▼

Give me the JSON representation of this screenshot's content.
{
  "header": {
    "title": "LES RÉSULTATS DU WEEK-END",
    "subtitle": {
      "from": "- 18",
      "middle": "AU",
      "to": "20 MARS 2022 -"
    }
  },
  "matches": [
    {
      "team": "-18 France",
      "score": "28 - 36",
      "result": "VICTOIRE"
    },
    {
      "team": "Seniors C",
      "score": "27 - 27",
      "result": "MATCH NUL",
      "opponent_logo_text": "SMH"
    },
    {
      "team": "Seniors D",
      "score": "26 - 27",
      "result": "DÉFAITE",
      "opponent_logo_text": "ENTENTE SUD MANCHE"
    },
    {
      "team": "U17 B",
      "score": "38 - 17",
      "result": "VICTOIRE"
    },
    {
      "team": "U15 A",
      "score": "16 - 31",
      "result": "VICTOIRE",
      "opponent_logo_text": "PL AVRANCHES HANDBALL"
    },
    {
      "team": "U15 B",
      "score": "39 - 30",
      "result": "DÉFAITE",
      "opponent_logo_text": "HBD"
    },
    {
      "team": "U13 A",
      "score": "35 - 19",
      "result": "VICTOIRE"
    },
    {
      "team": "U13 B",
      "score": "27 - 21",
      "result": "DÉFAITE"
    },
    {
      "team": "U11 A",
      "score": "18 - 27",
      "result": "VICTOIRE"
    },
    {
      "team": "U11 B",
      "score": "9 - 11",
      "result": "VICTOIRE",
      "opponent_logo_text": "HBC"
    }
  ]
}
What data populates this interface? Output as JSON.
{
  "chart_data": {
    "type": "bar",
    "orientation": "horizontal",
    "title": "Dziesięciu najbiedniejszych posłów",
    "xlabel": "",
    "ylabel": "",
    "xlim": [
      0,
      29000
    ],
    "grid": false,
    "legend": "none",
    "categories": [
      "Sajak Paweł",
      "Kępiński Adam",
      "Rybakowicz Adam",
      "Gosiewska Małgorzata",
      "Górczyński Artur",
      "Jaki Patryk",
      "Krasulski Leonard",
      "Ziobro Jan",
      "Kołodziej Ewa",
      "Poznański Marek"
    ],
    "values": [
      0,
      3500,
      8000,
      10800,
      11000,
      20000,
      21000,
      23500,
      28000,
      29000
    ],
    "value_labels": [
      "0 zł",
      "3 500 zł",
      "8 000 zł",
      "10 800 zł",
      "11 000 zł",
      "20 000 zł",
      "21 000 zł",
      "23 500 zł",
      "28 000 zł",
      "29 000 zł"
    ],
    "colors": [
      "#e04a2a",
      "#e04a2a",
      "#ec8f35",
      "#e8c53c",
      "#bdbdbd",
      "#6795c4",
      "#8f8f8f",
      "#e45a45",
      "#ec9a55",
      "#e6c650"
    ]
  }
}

▲

> **Your objective**
Figure out how many lines above include the string "score", then report that number and nothing else.

> **Exercise output**
10